• [Work instructions]:
Of the lines in the entries below, state how many hold the word "batch". Say nothing else.

• [Data for the task]:
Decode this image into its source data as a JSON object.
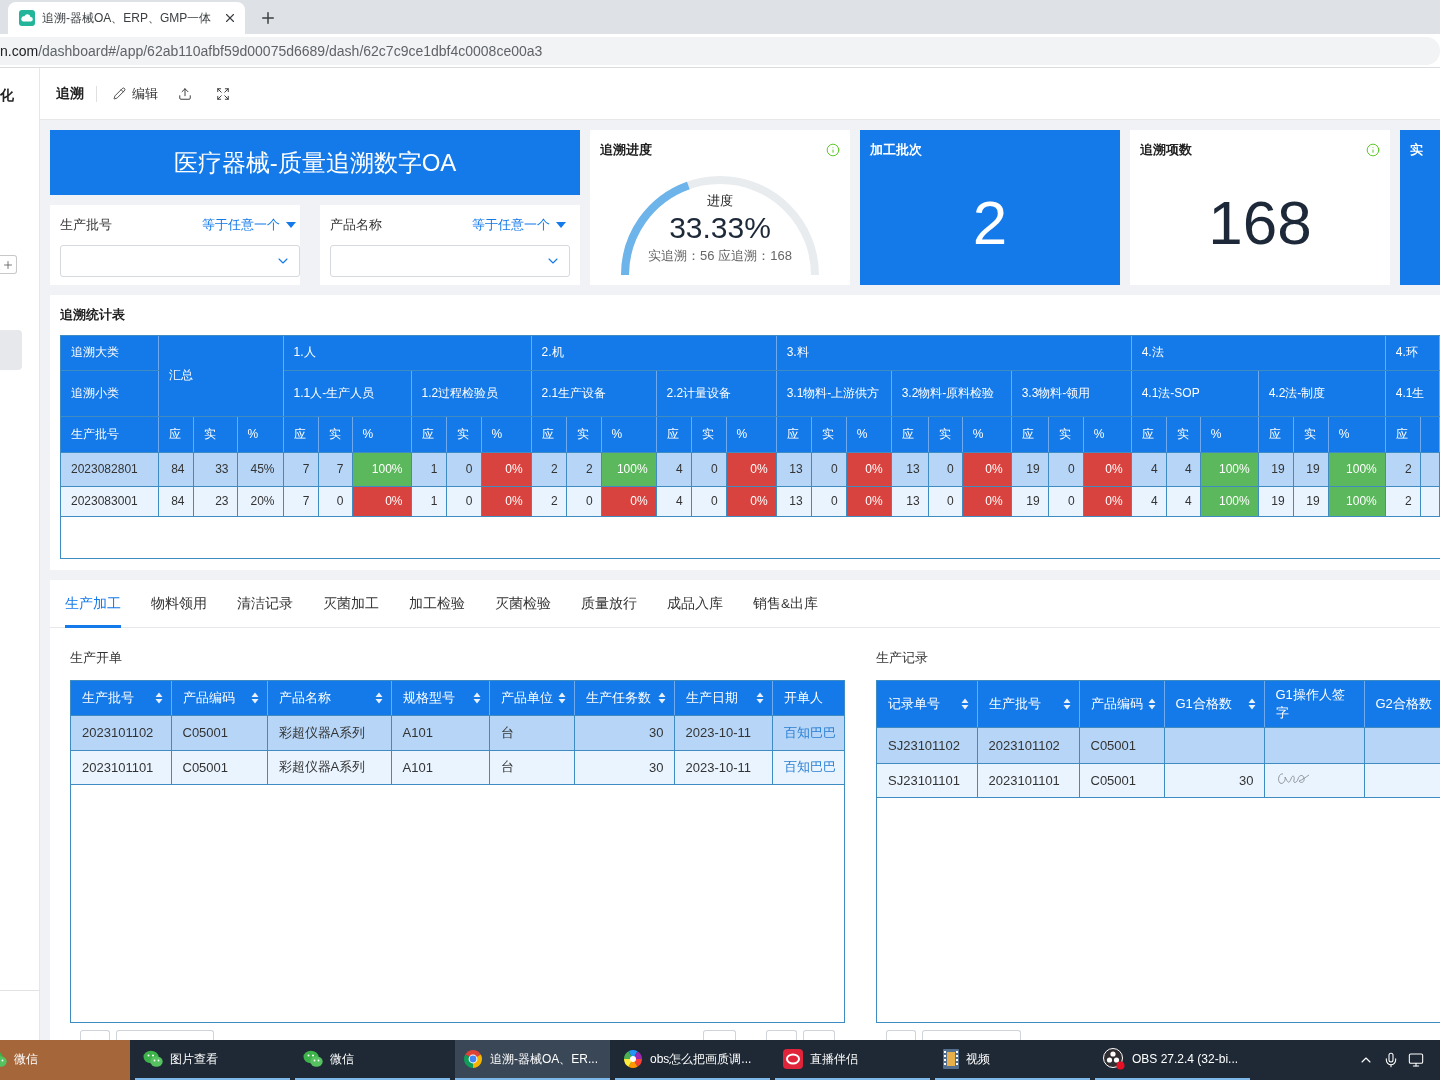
{
  "browser": {
    "tab": {
      "title": "追溯-器械OA、ERP、GMP一体"
    },
    "url": {
      "host": "n.com",
      "path": "/dashboard#/app/62ab110afbf59d00075d6689/dash/62c7c9ce1dbf4c0008ce00a3"
    }
  },
  "sidebar": {
    "title": "化",
    "items": [
      {
        "selected": true
      }
    ]
  },
  "toolbar": {
    "title": "追溯",
    "actions": [
      {
        "kind": "edit",
        "label": "编辑"
      },
      {
        "kind": "share"
      },
      {
        "kind": "fullscreen"
      }
    ]
  },
  "banner": {
    "title": "医疗器械-质量追溯数字OA"
  },
  "filters": [
    {
      "label": "生产批号",
      "operator": "等于任意一个"
    },
    {
      "label": "产品名称",
      "operator": "等于任意一个"
    }
  ],
  "progress_card": {
    "title": "追溯进度",
    "info": true,
    "caption": "进度",
    "value": "33.33%",
    "level": 0.3333,
    "detail": "实追溯：56 应追溯：168"
  },
  "stat_cards": [
    {
      "title": "加工批次",
      "value": "2",
      "kind": "filled",
      "info": false
    },
    {
      "title": "追溯项数",
      "value": "168",
      "kind": "plain",
      "info": true
    },
    {
      "title": "实",
      "kind": "filled",
      "info": false
    }
  ],
  "stats_table": {
    "title": "追溯统计表",
    "corner_labels": [
      "追溯大类",
      "追溯小类",
      "生产批号"
    ],
    "total": {
      "label": "汇总",
      "columns": [
        "应",
        "实",
        "%"
      ]
    },
    "categories": [
      {
        "label": "1.人",
        "subcategories": [
          {
            "label": "1.1人-生产人员",
            "columns": [
              "应",
              "实",
              "%"
            ]
          },
          {
            "label": "1.2过程检验员",
            "columns": [
              "应",
              "实",
              "%"
            ]
          }
        ]
      },
      {
        "label": "2.机",
        "subcategories": [
          {
            "label": "2.1生产设备",
            "columns": [
              "应",
              "实",
              "%"
            ]
          },
          {
            "label": "2.2计量设备",
            "columns": [
              "应",
              "实",
              "%"
            ]
          }
        ]
      },
      {
        "label": "3.料",
        "subcategories": [
          {
            "label": "3.1物料-上游供方",
            "columns": [
              "应",
              "实",
              "%"
            ]
          },
          {
            "label": "3.2物料-原料检验",
            "columns": [
              "应",
              "实",
              "%"
            ]
          },
          {
            "label": "3.3物料-领用",
            "columns": [
              "应",
              "实",
              "%"
            ]
          }
        ]
      },
      {
        "label": "4.法",
        "subcategories": [
          {
            "label": "4.1法-SOP",
            "columns": [
              "应",
              "实",
              "%"
            ]
          },
          {
            "label": "4.2法-制度",
            "columns": [
              "应",
              "实",
              "%"
            ]
          }
        ]
      },
      {
        "label": "4.环",
        "subcategories": [
          {
            "label": "4.1生",
            "columns": [
              "应"
            ]
          }
        ]
      }
    ],
    "rows": [
      {
        "batch": "2023082801",
        "selected": true,
        "total": {
          "due": "84",
          "done": "33",
          "percent": "45%"
        },
        "cells": [
          {
            "due": "7",
            "done": "7",
            "percent": "100%",
            "complete": true
          },
          {
            "due": "1",
            "done": "0",
            "percent": "0%",
            "complete": false
          },
          {
            "due": "2",
            "done": "2",
            "percent": "100%",
            "complete": true
          },
          {
            "due": "4",
            "done": "0",
            "percent": "0%",
            "complete": false
          },
          {
            "due": "13",
            "done": "0",
            "percent": "0%",
            "complete": false
          },
          {
            "due": "13",
            "done": "0",
            "percent": "0%",
            "complete": false
          },
          {
            "due": "19",
            "done": "0",
            "percent": "0%",
            "complete": false
          },
          {
            "due": "4",
            "done": "4",
            "percent": "100%",
            "complete": true
          },
          {
            "due": "19",
            "done": "19",
            "percent": "100%",
            "complete": true
          },
          {
            "due": "2"
          }
        ]
      },
      {
        "batch": "2023083001",
        "selected": false,
        "total": {
          "due": "84",
          "done": "23",
          "percent": "20%"
        },
        "cells": [
          {
            "due": "7",
            "done": "0",
            "percent": "0%",
            "complete": false
          },
          {
            "due": "1",
            "done": "0",
            "percent": "0%",
            "complete": false
          },
          {
            "due": "2",
            "done": "0",
            "percent": "0%",
            "complete": false
          },
          {
            "due": "4",
            "done": "0",
            "percent": "0%",
            "complete": false
          },
          {
            "due": "13",
            "done": "0",
            "percent": "0%",
            "complete": false
          },
          {
            "due": "13",
            "done": "0",
            "percent": "0%",
            "complete": false
          },
          {
            "due": "19",
            "done": "0",
            "percent": "0%",
            "complete": false
          },
          {
            "due": "4",
            "done": "4",
            "percent": "100%",
            "complete": true
          },
          {
            "due": "19",
            "done": "19",
            "percent": "100%",
            "complete": true
          },
          {
            "due": "2"
          }
        ]
      }
    ]
  },
  "tabs": [
    {
      "label": "生产加工",
      "selected": true
    },
    {
      "label": "物料领用",
      "selected": false
    },
    {
      "label": "清洁记录",
      "selected": false
    },
    {
      "label": "灭菌加工",
      "selected": false
    },
    {
      "label": "加工检验",
      "selected": false
    },
    {
      "label": "灭菌检验",
      "selected": false
    },
    {
      "label": "质量放行",
      "selected": false
    },
    {
      "label": "成品入库",
      "selected": false
    },
    {
      "label": "销售&出库",
      "selected": false
    }
  ],
  "production_orders": {
    "title": "生产开单",
    "columns": [
      {
        "label": "生产批号",
        "kind": "text",
        "sortable": true
      },
      {
        "label": "产品编码",
        "kind": "text",
        "sortable": true
      },
      {
        "label": "产品名称",
        "kind": "text",
        "sortable": true
      },
      {
        "label": "规格型号",
        "kind": "text",
        "sortable": true
      },
      {
        "label": "产品单位",
        "kind": "text",
        "sortable": true
      },
      {
        "label": "生产任务数",
        "kind": "number",
        "sortable": true
      },
      {
        "label": "生产日期",
        "kind": "text",
        "sortable": true
      },
      {
        "label": "开单人",
        "kind": "link",
        "sortable": false
      }
    ],
    "rows": [
      {
        "selected": true,
        "cells": [
          {
            "text": "2023101102"
          },
          {
            "text": "C05001"
          },
          {
            "text": "彩超仪器A系列"
          },
          {
            "text": "A101"
          },
          {
            "text": "台"
          },
          {
            "text": "30"
          },
          {
            "text": "2023-10-11"
          },
          {
            "text": "百知巴巴"
          }
        ]
      },
      {
        "selected": false,
        "cells": [
          {
            "text": "2023101101"
          },
          {
            "text": "C05001"
          },
          {
            "text": "彩超仪器A系列"
          },
          {
            "text": "A101"
          },
          {
            "text": "台"
          },
          {
            "text": "30"
          },
          {
            "text": "2023-10-11"
          },
          {
            "text": "百知巴巴"
          }
        ]
      }
    ]
  },
  "production_records": {
    "title": "生产记录",
    "columns": [
      {
        "label": "记录单号",
        "kind": "text",
        "sortable": true
      },
      {
        "label": "生产批号",
        "kind": "text",
        "sortable": true
      },
      {
        "label": "产品编码",
        "kind": "text",
        "sortable": true
      },
      {
        "label": "G1合格数",
        "kind": "number",
        "sortable": true
      },
      {
        "label": "G1操作人签字",
        "kind": "signature",
        "sortable": false
      },
      {
        "label": "G2合格数",
        "kind": "number",
        "sortable": false
      }
    ],
    "rows": [
      {
        "selected": true,
        "cells": [
          {
            "text": "SJ23101102"
          },
          {
            "text": "2023101102"
          },
          {
            "text": "C05001"
          },
          {},
          {
            "signed": false
          },
          {}
        ]
      },
      {
        "selected": false,
        "cells": [
          {
            "text": "SJ23101101"
          },
          {
            "text": "2023101101"
          },
          {
            "text": "C05001"
          },
          {
            "text": "30"
          },
          {
            "signed": true
          },
          {}
        ]
      }
    ]
  },
  "taskbar": {
    "items": [
      {
        "kind": "wechat",
        "label": "微信",
        "selected": false,
        "flashing": true
      },
      {
        "kind": "wechat",
        "label": "图片查看",
        "selected": false,
        "flashing": false
      },
      {
        "kind": "wechat",
        "label": "微信",
        "selected": false,
        "flashing": false
      },
      {
        "kind": "chrome",
        "label": "追溯-器械OA、ER...",
        "selected": true,
        "flashing": false
      },
      {
        "kind": "colorwheel",
        "label": "obs怎么把画质调...",
        "selected": false,
        "flashing": false
      },
      {
        "kind": "live",
        "label": "直播伴侣",
        "selected": false,
        "flashing": false
      },
      {
        "kind": "film",
        "label": "视频",
        "selected": false,
        "flashing": false
      },
      {
        "kind": "obs",
        "label": "OBS 27.2.4 (32-bi...",
        "selected": false,
        "flashing": false
      }
    ],
    "tray": [
      {
        "kind": "chevron"
      },
      {
        "kind": "mic"
      },
      {
        "kind": "network"
      }
    ]
  }
}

• [Written solution]:
2